● **GOAL**:
Give the number of lines that contain the string "SDTVAR", and nothing else.

● **INFORMATION PROVIDED**:

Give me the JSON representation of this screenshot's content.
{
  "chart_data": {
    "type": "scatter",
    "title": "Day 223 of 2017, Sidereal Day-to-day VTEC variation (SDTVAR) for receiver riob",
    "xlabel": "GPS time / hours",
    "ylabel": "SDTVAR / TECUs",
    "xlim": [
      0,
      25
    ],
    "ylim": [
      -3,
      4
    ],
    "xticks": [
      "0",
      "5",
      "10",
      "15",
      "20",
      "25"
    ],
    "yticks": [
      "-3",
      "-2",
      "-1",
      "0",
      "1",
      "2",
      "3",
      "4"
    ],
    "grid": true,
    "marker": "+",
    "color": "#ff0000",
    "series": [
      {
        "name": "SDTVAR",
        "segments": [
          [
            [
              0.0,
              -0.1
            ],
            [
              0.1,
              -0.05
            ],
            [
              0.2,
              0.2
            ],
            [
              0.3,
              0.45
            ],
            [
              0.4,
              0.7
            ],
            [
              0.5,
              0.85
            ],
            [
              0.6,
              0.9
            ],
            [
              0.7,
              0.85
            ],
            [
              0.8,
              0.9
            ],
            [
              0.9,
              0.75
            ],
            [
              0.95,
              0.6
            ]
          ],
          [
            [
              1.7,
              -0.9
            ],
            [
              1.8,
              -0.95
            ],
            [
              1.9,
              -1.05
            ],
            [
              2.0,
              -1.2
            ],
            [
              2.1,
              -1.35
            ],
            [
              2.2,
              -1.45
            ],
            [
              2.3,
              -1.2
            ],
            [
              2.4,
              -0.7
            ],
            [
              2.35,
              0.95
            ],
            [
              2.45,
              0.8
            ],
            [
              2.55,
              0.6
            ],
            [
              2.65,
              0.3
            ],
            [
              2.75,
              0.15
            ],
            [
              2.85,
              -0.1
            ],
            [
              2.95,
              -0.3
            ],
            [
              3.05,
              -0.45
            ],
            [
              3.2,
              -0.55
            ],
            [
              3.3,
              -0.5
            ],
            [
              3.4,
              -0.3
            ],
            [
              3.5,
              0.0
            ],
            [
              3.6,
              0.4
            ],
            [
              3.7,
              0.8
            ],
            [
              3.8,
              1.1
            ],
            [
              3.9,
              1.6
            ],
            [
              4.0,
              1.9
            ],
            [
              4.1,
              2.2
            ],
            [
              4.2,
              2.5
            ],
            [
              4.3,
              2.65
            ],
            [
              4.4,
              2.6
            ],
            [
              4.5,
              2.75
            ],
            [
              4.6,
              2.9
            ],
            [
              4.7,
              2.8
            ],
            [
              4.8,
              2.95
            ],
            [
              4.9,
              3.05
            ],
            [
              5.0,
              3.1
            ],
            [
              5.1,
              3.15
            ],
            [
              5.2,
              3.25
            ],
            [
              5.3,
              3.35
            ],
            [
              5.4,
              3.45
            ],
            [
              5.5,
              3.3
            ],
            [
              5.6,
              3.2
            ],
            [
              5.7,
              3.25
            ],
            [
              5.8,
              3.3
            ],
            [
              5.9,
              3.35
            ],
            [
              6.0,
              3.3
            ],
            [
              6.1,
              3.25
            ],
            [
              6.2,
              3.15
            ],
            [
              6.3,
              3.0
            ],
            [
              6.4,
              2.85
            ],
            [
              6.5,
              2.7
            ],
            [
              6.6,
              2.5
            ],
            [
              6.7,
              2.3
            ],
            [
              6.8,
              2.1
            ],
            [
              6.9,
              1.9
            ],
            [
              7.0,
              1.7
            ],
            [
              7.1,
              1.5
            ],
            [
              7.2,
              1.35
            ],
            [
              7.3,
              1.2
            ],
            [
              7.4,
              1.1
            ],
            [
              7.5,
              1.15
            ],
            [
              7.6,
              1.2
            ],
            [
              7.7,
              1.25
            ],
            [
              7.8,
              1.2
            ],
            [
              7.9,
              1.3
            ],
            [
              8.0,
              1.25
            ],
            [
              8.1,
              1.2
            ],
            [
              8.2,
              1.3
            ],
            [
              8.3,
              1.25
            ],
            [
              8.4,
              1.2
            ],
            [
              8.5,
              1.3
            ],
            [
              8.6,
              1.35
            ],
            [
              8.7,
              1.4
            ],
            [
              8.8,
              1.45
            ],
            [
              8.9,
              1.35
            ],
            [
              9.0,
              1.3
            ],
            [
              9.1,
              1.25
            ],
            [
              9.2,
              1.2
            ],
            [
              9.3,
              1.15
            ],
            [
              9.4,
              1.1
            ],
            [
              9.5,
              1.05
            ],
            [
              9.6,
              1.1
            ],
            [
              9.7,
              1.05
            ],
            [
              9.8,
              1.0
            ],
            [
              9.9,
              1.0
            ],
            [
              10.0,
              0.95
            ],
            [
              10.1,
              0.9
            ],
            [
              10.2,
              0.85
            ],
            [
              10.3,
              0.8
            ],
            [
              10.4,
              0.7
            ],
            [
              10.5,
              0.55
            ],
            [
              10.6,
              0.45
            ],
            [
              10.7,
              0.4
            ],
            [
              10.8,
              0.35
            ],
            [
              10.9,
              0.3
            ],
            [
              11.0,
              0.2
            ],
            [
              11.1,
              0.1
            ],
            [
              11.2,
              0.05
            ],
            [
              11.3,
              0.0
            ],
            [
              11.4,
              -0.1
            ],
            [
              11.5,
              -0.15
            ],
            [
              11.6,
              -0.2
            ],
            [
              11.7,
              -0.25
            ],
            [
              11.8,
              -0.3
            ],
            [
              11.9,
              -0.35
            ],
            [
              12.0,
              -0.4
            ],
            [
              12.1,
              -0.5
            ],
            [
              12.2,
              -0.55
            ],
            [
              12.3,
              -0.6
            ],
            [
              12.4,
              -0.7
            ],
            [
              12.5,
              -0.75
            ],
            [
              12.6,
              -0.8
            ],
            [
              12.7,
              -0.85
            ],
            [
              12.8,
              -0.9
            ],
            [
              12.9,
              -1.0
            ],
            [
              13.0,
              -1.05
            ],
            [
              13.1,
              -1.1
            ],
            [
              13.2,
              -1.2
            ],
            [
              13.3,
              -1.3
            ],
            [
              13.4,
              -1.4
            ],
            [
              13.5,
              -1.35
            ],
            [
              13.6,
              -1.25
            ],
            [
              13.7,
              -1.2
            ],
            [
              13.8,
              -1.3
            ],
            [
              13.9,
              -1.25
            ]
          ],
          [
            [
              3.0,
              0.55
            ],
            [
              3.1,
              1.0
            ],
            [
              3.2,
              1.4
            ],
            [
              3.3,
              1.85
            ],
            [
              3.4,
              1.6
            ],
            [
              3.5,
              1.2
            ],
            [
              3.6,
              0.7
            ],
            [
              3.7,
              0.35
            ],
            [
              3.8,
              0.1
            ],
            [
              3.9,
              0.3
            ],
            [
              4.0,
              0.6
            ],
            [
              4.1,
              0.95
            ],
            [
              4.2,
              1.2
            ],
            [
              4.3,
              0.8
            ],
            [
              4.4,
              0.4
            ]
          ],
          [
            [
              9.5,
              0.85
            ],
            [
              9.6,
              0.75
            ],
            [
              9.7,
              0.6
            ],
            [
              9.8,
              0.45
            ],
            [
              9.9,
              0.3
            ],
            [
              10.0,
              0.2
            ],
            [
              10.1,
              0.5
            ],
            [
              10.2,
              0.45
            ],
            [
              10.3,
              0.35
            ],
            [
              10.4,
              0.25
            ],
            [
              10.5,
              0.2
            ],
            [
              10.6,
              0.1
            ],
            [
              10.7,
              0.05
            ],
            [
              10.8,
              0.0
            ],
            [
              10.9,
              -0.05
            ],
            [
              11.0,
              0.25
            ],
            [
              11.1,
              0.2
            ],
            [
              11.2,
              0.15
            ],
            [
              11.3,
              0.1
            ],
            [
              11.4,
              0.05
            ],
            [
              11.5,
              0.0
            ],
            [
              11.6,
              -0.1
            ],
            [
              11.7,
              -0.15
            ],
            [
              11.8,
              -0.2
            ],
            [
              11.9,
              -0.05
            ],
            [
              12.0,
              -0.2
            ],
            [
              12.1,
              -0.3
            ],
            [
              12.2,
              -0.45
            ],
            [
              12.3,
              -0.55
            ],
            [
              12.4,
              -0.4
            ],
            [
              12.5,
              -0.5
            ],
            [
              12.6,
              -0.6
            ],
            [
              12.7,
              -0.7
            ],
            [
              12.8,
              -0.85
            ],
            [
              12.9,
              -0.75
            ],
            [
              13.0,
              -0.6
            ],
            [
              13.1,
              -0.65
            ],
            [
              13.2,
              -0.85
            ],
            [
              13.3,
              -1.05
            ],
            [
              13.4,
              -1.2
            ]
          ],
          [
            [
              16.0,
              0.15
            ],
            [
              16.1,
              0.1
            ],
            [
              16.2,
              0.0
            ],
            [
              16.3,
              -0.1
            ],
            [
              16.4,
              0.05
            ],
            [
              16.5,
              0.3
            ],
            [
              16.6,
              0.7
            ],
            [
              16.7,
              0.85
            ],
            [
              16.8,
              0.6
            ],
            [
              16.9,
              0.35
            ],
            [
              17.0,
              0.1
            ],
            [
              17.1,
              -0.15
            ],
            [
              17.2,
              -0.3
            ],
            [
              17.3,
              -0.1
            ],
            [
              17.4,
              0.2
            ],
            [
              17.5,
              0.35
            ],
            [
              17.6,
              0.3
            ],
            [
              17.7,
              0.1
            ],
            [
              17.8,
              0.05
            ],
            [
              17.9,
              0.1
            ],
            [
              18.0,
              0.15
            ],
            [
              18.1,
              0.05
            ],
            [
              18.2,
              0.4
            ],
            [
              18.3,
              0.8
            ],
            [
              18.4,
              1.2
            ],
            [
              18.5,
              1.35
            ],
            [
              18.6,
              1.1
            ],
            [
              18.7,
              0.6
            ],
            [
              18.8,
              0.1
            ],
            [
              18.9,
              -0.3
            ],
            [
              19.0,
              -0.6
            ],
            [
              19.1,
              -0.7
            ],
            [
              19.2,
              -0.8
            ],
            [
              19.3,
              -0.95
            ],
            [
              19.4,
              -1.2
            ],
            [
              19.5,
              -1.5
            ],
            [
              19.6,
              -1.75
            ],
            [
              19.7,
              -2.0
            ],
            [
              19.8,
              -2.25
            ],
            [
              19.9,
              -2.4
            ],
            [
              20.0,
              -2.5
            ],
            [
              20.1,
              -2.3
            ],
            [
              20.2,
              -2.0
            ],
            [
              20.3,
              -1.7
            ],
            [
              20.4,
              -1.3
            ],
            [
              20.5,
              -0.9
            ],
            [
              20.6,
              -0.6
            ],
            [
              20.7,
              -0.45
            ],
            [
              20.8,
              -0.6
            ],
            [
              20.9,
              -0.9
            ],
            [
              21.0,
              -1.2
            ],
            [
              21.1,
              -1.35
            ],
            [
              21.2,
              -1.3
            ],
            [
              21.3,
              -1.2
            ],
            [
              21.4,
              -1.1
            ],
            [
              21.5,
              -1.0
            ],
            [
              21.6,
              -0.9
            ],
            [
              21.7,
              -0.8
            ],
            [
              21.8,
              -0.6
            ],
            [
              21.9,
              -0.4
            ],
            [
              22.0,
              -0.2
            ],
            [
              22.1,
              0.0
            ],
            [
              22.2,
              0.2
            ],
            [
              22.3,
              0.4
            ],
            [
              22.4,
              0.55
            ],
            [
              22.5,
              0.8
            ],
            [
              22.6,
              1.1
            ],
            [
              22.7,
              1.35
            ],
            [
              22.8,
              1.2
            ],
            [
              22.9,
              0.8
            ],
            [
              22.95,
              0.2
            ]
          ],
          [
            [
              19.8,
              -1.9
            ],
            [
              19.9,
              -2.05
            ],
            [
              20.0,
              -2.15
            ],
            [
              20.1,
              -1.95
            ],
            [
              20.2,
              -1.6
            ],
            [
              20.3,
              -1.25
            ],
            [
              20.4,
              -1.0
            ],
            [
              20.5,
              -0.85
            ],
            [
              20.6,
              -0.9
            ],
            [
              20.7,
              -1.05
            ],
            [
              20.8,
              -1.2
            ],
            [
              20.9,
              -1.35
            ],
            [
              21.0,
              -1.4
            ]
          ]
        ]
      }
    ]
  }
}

● **ANSWER TO THIS PROBLEM**:
3